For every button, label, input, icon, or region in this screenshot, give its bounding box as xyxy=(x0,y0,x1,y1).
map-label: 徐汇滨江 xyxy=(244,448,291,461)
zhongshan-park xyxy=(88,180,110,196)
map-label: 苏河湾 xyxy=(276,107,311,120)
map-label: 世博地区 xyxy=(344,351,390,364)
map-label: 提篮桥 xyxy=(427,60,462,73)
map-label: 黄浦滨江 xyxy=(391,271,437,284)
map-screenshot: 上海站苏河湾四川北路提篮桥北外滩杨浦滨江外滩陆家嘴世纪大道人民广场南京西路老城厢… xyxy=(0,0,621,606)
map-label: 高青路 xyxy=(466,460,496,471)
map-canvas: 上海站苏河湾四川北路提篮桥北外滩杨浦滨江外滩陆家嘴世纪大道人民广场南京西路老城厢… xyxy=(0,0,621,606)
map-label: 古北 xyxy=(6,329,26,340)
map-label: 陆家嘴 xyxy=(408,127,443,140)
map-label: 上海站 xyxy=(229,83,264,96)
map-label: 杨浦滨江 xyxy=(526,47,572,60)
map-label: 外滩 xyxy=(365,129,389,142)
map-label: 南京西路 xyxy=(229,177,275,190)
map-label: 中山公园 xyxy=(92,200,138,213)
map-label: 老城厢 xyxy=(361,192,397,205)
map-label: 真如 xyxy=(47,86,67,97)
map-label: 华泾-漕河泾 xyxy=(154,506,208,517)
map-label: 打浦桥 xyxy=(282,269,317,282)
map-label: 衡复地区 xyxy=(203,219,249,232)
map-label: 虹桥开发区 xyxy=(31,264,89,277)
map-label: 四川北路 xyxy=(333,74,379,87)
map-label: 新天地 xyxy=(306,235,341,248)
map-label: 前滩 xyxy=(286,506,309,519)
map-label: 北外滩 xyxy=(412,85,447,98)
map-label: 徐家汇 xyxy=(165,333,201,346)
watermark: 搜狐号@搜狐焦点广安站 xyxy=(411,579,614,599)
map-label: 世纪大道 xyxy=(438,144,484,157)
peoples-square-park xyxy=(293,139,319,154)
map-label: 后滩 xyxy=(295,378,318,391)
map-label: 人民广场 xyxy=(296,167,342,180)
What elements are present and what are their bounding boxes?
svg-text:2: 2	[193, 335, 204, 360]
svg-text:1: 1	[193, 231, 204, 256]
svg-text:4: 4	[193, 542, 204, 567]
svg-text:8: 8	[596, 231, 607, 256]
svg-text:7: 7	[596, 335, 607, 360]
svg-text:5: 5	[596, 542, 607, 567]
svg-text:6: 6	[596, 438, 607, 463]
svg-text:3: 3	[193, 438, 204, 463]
####
## Objectif
Remplacez « map-label » par « map-tag » dans tous les enregistrements ci-dessus, puis reproduisez-les sans aucune autre modification.

## Résultat obtenu
For every button, label, input, icon, or region in this screenshot, give its bounding box as xyxy=(x0,y0,x1,y1).
map-tag: 徐汇滨江 xyxy=(244,448,291,461)
zhongshan-park xyxy=(88,180,110,196)
map-tag: 苏河湾 xyxy=(276,107,311,120)
map-tag: 世博地区 xyxy=(344,351,390,364)
map-tag: 提篮桥 xyxy=(427,60,462,73)
map-tag: 黄浦滨江 xyxy=(391,271,437,284)
map-screenshot: 上海站苏河湾四川北路提篮桥北外滩杨浦滨江外滩陆家嘴世纪大道人民广场南京西路老城厢… xyxy=(0,0,621,606)
map-tag: 高青路 xyxy=(466,460,496,471)
map-canvas: 上海站苏河湾四川北路提篮桥北外滩杨浦滨江外滩陆家嘴世纪大道人民广场南京西路老城厢… xyxy=(0,0,621,606)
map-tag: 古北 xyxy=(6,329,26,340)
map-tag: 陆家嘴 xyxy=(408,127,443,140)
map-tag: 上海站 xyxy=(229,83,264,96)
map-tag: 杨浦滨江 xyxy=(526,47,572,60)
map-tag: 外滩 xyxy=(365,129,389,142)
map-tag: 南京西路 xyxy=(229,177,275,190)
map-tag: 中山公园 xyxy=(92,200,138,213)
map-tag: 老城厢 xyxy=(361,192,397,205)
map-tag: 真如 xyxy=(47,86,67,97)
map-tag: 华泾-漕河泾 xyxy=(154,506,208,517)
map-tag: 打浦桥 xyxy=(282,269,317,282)
map-tag: 衡复地区 xyxy=(203,219,249,232)
map-tag: 虹桥开发区 xyxy=(31,264,89,277)
map-tag: 四川北路 xyxy=(333,74,379,87)
map-tag: 新天地 xyxy=(306,235,341,248)
map-tag: 前滩 xyxy=(286,506,309,519)
map-tag: 北外滩 xyxy=(412,85,447,98)
map-tag: 徐家汇 xyxy=(165,333,201,346)
watermark: 搜狐号@搜狐焦点广安站 xyxy=(411,579,614,599)
map-tag: 世纪大道 xyxy=(438,144,484,157)
peoples-square-park xyxy=(293,139,319,154)
map-tag: 后滩 xyxy=(295,378,318,391)
map-tag: 人民广场 xyxy=(296,167,342,180)
What elements are present and what are their bounding boxes?
svg-text:2: 2	[193, 335, 204, 360]
svg-text:1: 1	[193, 231, 204, 256]
svg-text:4: 4	[193, 542, 204, 567]
svg-text:8: 8	[596, 231, 607, 256]
svg-text:7: 7	[596, 335, 607, 360]
svg-text:5: 5	[596, 542, 607, 567]
svg-text:6: 6	[596, 438, 607, 463]
svg-text:3: 3	[193, 438, 204, 463]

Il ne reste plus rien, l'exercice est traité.